[START OF Dataset records]

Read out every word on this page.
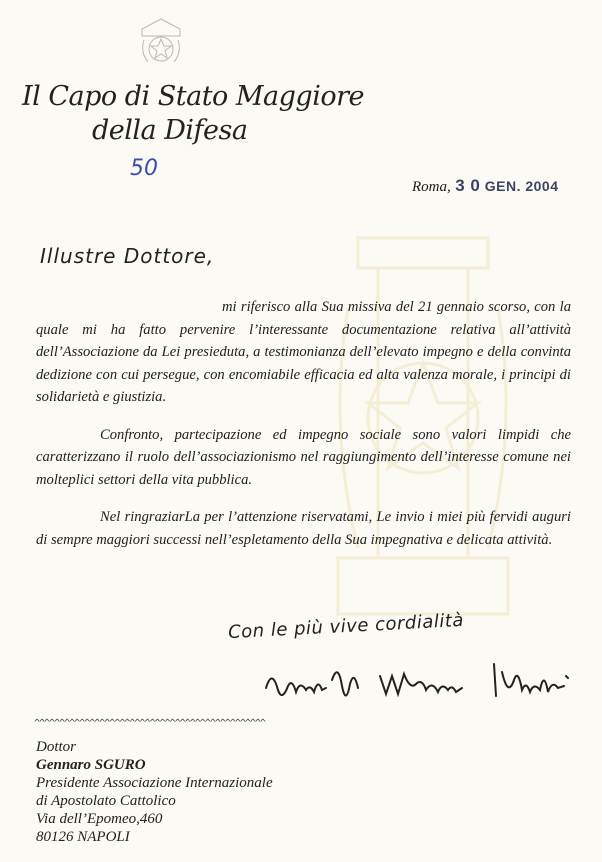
Il Capo di Stato Maggiore
della Difesa
50
Roma, 3 0 GEN. 2004
Illustre Dottore,

mi riferisco alla Sua missiva del 21 gennaio scorso, con la quale mi ha fatto pervenire l’interessante documentazione relativa all’attività dell’Associazione da Lei presieduta, a testimonianza dell’elevato impegno e della convinta dedizione con cui persegue, con encomiabile efficacia ed alta valenza morale, i principi di solidarietà e giustizia.

Confronto, partecipazione ed impegno sociale sono valori limpidi che caratterizzano il ruolo dell’associazionismo nel raggiungimento dell’interesse comune nei molteplici settori della vita pubblica.

Nel ringraziarLa per l’attenzione riservatami, Le invio i miei più fervidi auguri di sempre maggiori successi nell’espletamento della Sua impegnativa e delicata attività.

Con le più vive cordialità
^^^^^^^^^^^^^^^^^^^^^^^^^^^^^^^^^^^^^^^^^^^^^^
Dottor
Gennaro SGURO
Presidente Associazione Internazionale
di Apostolato Cattolico
Via dell’Epomeo,460
80126 NAPOLI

[END OF Dataset records]

● What to work on: Write out the material above again, word for word, minus its pictures.

● Exercise output:
Read out every word on this page.
Il Capo di Stato Maggiore
della Difesa
50
Roma, 3 0 GEN. 2004
Illustre Dottore,

mi riferisco alla Sua missiva del 21 gennaio scorso, con la quale mi ha fatto pervenire l’interessante documentazione relativa all’attività dell’Associazione da Lei presieduta, a testimonianza dell’elevato impegno e della convinta dedizione con cui persegue, con encomiabile efficacia ed alta valenza morale, i principi di solidarietà e giustizia.

Confronto, partecipazione ed impegno sociale sono valori limpidi che caratterizzano il ruolo dell’associazionismo nel raggiungimento dell’interesse comune nei molteplici settori della vita pubblica.

Nel ringraziarLa per l’attenzione riservatami, Le invio i miei più fervidi auguri di sempre maggiori successi nell’espletamento della Sua impegnativa e delicata attività.

Con le più vive cordialità
^^^^^^^^^^^^^^^^^^^^^^^^^^^^^^^^^^^^^^^^^^^^^^
Dottor
Gennaro SGURO
Presidente Associazione Internazionale
di Apostolato Cattolico
Via dell’Epomeo,460
80126 NAPOLI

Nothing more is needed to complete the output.